Would you retype all of these records exactly?

- _TASK INPUTS_
• • • •
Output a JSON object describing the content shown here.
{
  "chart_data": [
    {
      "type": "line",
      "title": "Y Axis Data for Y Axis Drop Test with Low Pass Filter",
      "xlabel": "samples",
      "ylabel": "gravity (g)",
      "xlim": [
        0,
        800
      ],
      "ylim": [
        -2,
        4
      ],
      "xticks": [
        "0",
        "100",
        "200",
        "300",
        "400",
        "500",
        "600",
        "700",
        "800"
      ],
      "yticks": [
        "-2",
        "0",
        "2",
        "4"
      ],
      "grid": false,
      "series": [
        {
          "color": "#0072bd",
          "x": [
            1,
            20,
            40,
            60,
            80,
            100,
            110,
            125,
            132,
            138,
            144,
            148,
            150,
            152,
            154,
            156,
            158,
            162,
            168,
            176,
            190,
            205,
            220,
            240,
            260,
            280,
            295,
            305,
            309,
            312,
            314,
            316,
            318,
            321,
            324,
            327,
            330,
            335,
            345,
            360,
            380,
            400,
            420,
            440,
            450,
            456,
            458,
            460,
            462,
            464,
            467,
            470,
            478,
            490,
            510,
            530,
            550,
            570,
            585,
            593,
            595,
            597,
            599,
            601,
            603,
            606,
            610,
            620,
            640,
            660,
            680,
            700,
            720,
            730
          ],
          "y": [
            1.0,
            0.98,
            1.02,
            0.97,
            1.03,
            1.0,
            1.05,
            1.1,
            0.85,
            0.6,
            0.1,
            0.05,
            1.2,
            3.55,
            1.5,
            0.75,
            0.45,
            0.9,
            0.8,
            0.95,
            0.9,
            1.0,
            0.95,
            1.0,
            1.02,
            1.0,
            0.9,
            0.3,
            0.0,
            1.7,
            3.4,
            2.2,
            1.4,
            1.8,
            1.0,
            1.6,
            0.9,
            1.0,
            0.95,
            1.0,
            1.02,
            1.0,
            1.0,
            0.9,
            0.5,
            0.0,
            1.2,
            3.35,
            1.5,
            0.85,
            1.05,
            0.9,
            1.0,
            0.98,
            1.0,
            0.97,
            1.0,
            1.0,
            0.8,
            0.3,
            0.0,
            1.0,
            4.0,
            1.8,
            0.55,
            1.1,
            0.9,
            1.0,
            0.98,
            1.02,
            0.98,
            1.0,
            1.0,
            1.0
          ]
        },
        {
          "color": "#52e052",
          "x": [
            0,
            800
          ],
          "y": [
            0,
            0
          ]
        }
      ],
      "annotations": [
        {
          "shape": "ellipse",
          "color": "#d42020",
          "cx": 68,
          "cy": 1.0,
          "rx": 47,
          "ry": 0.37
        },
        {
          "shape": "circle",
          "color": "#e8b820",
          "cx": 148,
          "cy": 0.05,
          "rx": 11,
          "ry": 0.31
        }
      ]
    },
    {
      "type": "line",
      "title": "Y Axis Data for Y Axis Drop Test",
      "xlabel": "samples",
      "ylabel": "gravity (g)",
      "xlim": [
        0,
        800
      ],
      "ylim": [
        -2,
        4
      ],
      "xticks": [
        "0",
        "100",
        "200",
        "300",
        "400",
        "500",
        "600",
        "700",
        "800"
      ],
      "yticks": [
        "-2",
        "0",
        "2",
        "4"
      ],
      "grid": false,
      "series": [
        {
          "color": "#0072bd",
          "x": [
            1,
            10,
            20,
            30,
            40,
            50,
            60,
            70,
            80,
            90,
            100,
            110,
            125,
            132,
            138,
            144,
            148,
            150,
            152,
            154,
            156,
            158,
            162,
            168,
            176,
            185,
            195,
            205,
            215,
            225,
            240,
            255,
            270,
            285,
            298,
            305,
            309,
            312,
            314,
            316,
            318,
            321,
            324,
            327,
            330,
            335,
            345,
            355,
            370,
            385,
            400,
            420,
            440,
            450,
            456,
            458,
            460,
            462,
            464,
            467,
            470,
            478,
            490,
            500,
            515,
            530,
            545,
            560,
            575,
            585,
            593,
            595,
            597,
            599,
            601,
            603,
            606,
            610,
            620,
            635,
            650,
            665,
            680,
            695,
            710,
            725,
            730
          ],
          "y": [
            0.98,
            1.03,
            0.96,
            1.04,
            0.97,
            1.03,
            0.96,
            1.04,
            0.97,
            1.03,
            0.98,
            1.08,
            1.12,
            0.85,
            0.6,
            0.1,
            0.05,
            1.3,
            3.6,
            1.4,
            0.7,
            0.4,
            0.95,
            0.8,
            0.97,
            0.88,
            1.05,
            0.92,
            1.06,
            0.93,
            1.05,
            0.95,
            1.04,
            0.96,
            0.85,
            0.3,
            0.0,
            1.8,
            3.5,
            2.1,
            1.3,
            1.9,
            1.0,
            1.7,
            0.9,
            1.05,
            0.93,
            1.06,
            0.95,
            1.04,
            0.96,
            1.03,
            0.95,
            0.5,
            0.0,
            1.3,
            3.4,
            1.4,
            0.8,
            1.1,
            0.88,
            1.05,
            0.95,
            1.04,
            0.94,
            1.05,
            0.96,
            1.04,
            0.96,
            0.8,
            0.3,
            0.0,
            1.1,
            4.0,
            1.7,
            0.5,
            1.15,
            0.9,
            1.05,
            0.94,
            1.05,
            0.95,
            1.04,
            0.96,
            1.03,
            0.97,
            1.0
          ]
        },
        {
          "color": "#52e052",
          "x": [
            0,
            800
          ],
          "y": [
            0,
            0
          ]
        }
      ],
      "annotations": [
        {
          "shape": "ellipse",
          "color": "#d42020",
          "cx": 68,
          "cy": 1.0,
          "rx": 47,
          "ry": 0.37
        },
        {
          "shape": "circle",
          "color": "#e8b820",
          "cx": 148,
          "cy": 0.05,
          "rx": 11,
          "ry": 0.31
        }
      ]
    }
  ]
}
• • • •
- _SOLUTION TO THE EXERCISE_
Output a JSON object describing the content shown here.
{
  "chart_data": [
    {
      "type": "line",
      "title": "Y Axis Data for Y Axis Drop Test with Low Pass Filter",
      "xlabel": "samples",
      "ylabel": "gravity (g)",
      "xlim": [
        0,
        800
      ],
      "ylim": [
        -2,
        4
      ],
      "xticks": [
        "0",
        "100",
        "200",
        "300",
        "400",
        "500",
        "600",
        "700",
        "800"
      ],
      "yticks": [
        "-2",
        "0",
        "2",
        "4"
      ],
      "grid": false,
      "series": [
        {
          "color": "#0072bd",
          "x": [
            1,
            20,
            40,
            60,
            80,
            100,
            110,
            125,
            132,
            138,
            144,
            148,
            150,
            152,
            154,
            156,
            158,
            162,
            168,
            176,
            190,
            205,
            220,
            240,
            260,
            280,
            295,
            305,
            309,
            312,
            314,
            316,
            318,
            321,
            324,
            327,
            330,
            335,
            345,
            360,
            380,
            400,
            420,
            440,
            450,
            456,
            458,
            460,
            462,
            464,
            467,
            470,
            478,
            490,
            510,
            530,
            550,
            570,
            585,
            593,
            595,
            597,
            599,
            601,
            603,
            606,
            610,
            620,
            640,
            660,
            680,
            700,
            720,
            730
          ],
          "y": [
            1.0,
            0.98,
            1.02,
            0.97,
            1.03,
            1.0,
            1.05,
            1.1,
            0.85,
            0.6,
            0.1,
            0.05,
            1.2,
            3.55,
            1.5,
            0.75,
            0.45,
            0.9,
            0.8,
            0.95,
            0.9,
            1.0,
            0.95,
            1.0,
            1.02,
            1.0,
            0.9,
            0.3,
            0.0,
            1.7,
            3.4,
            2.2,
            1.4,
            1.8,
            1.0,
            1.6,
            0.9,
            1.0,
            0.95,
            1.0,
            1.02,
            1.0,
            1.0,
            0.9,
            0.5,
            0.0,
            1.2,
            3.35,
            1.5,
            0.85,
            1.05,
            0.9,
            1.0,
            0.98,
            1.0,
            0.97,
            1.0,
            1.0,
            0.8,
            0.3,
            0.0,
            1.0,
            4.0,
            1.8,
            0.55,
            1.1,
            0.9,
            1.0,
            0.98,
            1.02,
            0.98,
            1.0,
            1.0,
            1.0
          ]
        },
        {
          "color": "#52e052",
          "x": [
            0,
            800
          ],
          "y": [
            0,
            0
          ]
        }
      ],
      "annotations": [
        {
          "shape": "ellipse",
          "color": "#d42020",
          "cx": 68,
          "cy": 1.0,
          "rx": 47,
          "ry": 0.37
        },
        {
          "shape": "circle",
          "color": "#e8b820",
          "cx": 148,
          "cy": 0.05,
          "rx": 11,
          "ry": 0.31
        }
      ]
    },
    {
      "type": "line",
      "title": "Y Axis Data for Y Axis Drop Test",
      "xlabel": "samples",
      "ylabel": "gravity (g)",
      "xlim": [
        0,
        800
      ],
      "ylim": [
        -2,
        4
      ],
      "xticks": [
        "0",
        "100",
        "200",
        "300",
        "400",
        "500",
        "600",
        "700",
        "800"
      ],
      "yticks": [
        "-2",
        "0",
        "2",
        "4"
      ],
      "grid": false,
      "series": [
        {
          "color": "#0072bd",
          "x": [
            1,
            10,
            20,
            30,
            40,
            50,
            60,
            70,
            80,
            90,
            100,
            110,
            125,
            132,
            138,
            144,
            148,
            150,
            152,
            154,
            156,
            158,
            162,
            168,
            176,
            185,
            195,
            205,
            215,
            225,
            240,
            255,
            270,
            285,
            298,
            305,
            309,
            312,
            314,
            316,
            318,
            321,
            324,
            327,
            330,
            335,
            345,
            355,
            370,
            385,
            400,
            420,
            440,
            450,
            456,
            458,
            460,
            462,
            464,
            467,
            470,
            478,
            490,
            500,
            515,
            530,
            545,
            560,
            575,
            585,
            593,
            595,
            597,
            599,
            601,
            603,
            606,
            610,
            620,
            635,
            650,
            665,
            680,
            695,
            710,
            725,
            730
          ],
          "y": [
            0.98,
            1.03,
            0.96,
            1.04,
            0.97,
            1.03,
            0.96,
            1.04,
            0.97,
            1.03,
            0.98,
            1.08,
            1.12,
            0.85,
            0.6,
            0.1,
            0.05,
            1.3,
            3.6,
            1.4,
            0.7,
            0.4,
            0.95,
            0.8,
            0.97,
            0.88,
            1.05,
            0.92,
            1.06,
            0.93,
            1.05,
            0.95,
            1.04,
            0.96,
            0.85,
            0.3,
            0.0,
            1.8,
            3.5,
            2.1,
            1.3,
            1.9,
            1.0,
            1.7,
            0.9,
            1.05,
            0.93,
            1.06,
            0.95,
            1.04,
            0.96,
            1.03,
            0.95,
            0.5,
            0.0,
            1.3,
            3.4,
            1.4,
            0.8,
            1.1,
            0.88,
            1.05,
            0.95,
            1.04,
            0.94,
            1.05,
            0.96,
            1.04,
            0.96,
            0.8,
            0.3,
            0.0,
            1.1,
            4.0,
            1.7,
            0.5,
            1.15,
            0.9,
            1.05,
            0.94,
            1.05,
            0.95,
            1.04,
            0.96,
            1.03,
            0.97,
            1.0
          ]
        },
        {
          "color": "#52e052",
          "x": [
            0,
            800
          ],
          "y": [
            0,
            0
          ]
        }
      ],
      "annotations": [
        {
          "shape": "ellipse",
          "color": "#d42020",
          "cx": 68,
          "cy": 1.0,
          "rx": 47,
          "ry": 0.37
        },
        {
          "shape": "circle",
          "color": "#e8b820",
          "cx": 148,
          "cy": 0.05,
          "rx": 11,
          "ry": 0.31
        }
      ]
    }
  ]
}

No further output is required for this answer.